** Aim of the exercise **
Exclude images, then output the remaining data verbatim.

[Records supplied start]

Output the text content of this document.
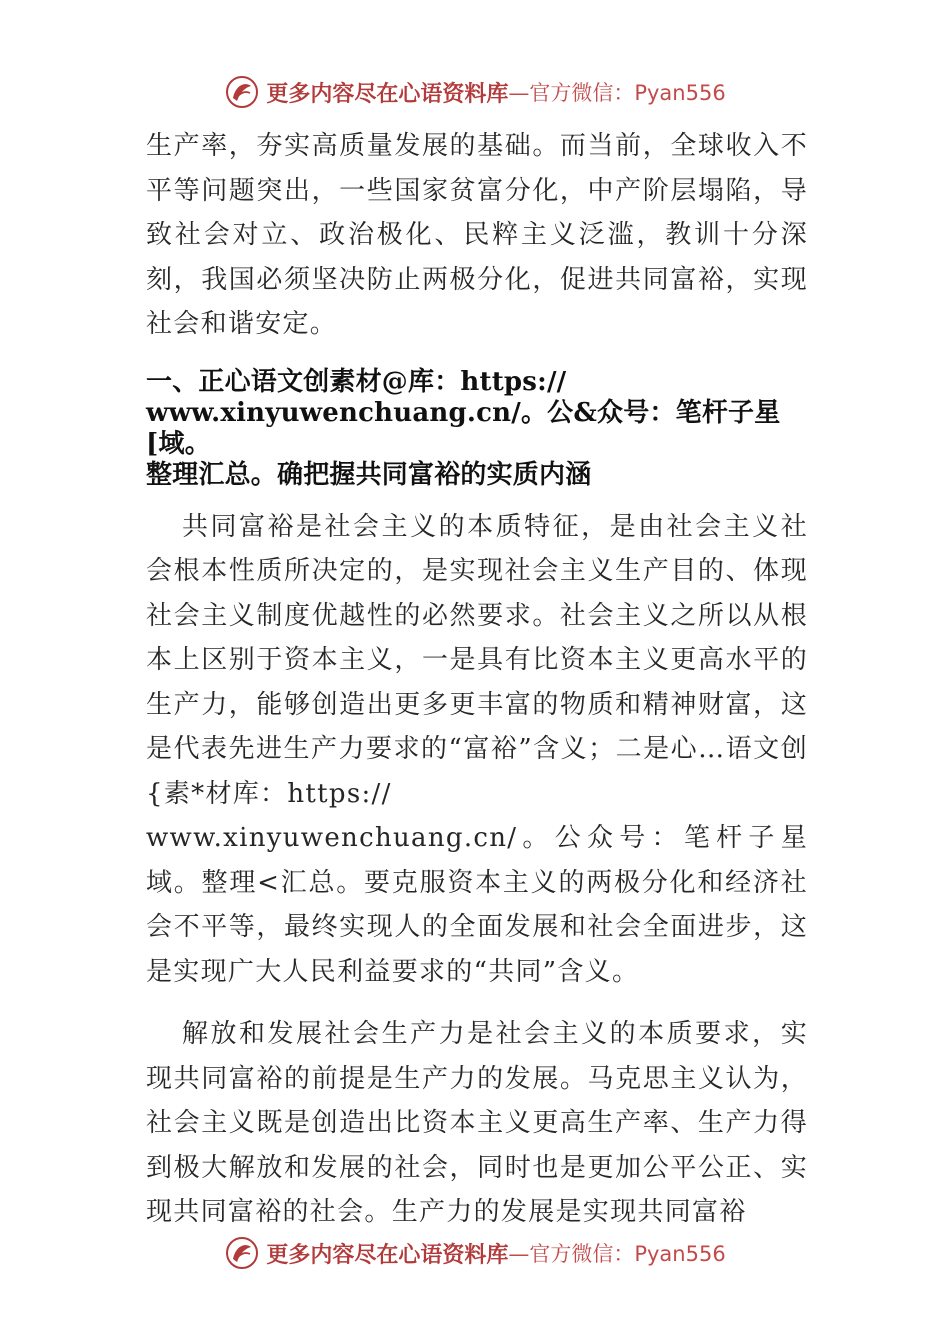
更多内容尽在心语资料库 —官方微信：Pyan556

生产率，夯实高质量发展的基础。而当前，全球收入不平等问题突出，一些国家贫富分化，中产阶层塌陷，导致社会对立、政治极化、民粹主义泛滥，教训十分深刻，我国必须坚决防止两极分化，促进共同富裕，实现社会和谐安定。

一、正心语文创素材@库：https://
www.xinyuwenchuang.cn/。公&众号：笔杆子星[域。
整理汇总。确把握共同富裕的实质内涵

共同富裕是社会主义的本质特征，是由社会主义社会根本性质所决定的，是实现社会主义生产目的、体现社会主义制度优越性的必然要求。社会主义之所以从根本上区别于资本主义，一是具有比资本主义更高水平的生产力，能够创造出更多更丰富的物质和精神财富，这是代表先进生产力要求的“富裕”含义；二是心…语文创{素*材库：https://

www.xinyuwenchuang.cn/。公众号：笔杆子星域。整理<汇总。要克服资本主义的两极分化和经济社会不平等，最终实现人的全面发展和社会全面进步，这是实现广大人民利益要求的“共同”含义。

解放和发展社会生产力是社会主义的本质要求，实现共同富裕的前提是生产力的发展。马克思主义认为，社会主义既是创造出比资本主义更高生产率、生产力得到极大解放和发展的社会，同时也是更加公平公正、实现共同富裕的社会。生产力的发展是实现共同富裕

更多内容尽在心语资料库 —官方微信：Pyan556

[Records supplied end]

** Answer to this task **
Output the text content of this document.
更多内容尽在心语资料库 —官方微信：Pyan556

生产率，夯实高质量发展的基础。而当前，全球收入不平等问题突出，一些国家贫富分化，中产阶层塌陷，导致社会对立、政治极化、民粹主义泛滥，教训十分深刻，我国必须坚决防止两极分化，促进共同富裕，实现社会和谐安定。

一、正心语文创素材@库：https://
www.xinyuwenchuang.cn/。公&众号：笔杆子星[域。
整理汇总。确把握共同富裕的实质内涵

共同富裕是社会主义的本质特征，是由社会主义社会根本性质所决定的，是实现社会主义生产目的、体现社会主义制度优越性的必然要求。社会主义之所以从根本上区别于资本主义，一是具有比资本主义更高水平的生产力，能够创造出更多更丰富的物质和精神财富，这是代表先进生产力要求的“富裕”含义；二是心…语文创{素*材库：https://

www.xinyuwenchuang.cn/。公众号：笔杆子星域。整理<汇总。要克服资本主义的两极分化和经济社会不平等，最终实现人的全面发展和社会全面进步，这是实现广大人民利益要求的“共同”含义。

解放和发展社会生产力是社会主义的本质要求，实现共同富裕的前提是生产力的发展。马克思主义认为，社会主义既是创造出比资本主义更高生产率、生产力得到极大解放和发展的社会，同时也是更加公平公正、实现共同富裕的社会。生产力的发展是实现共同富裕

更多内容尽在心语资料库 —官方微信：Pyan556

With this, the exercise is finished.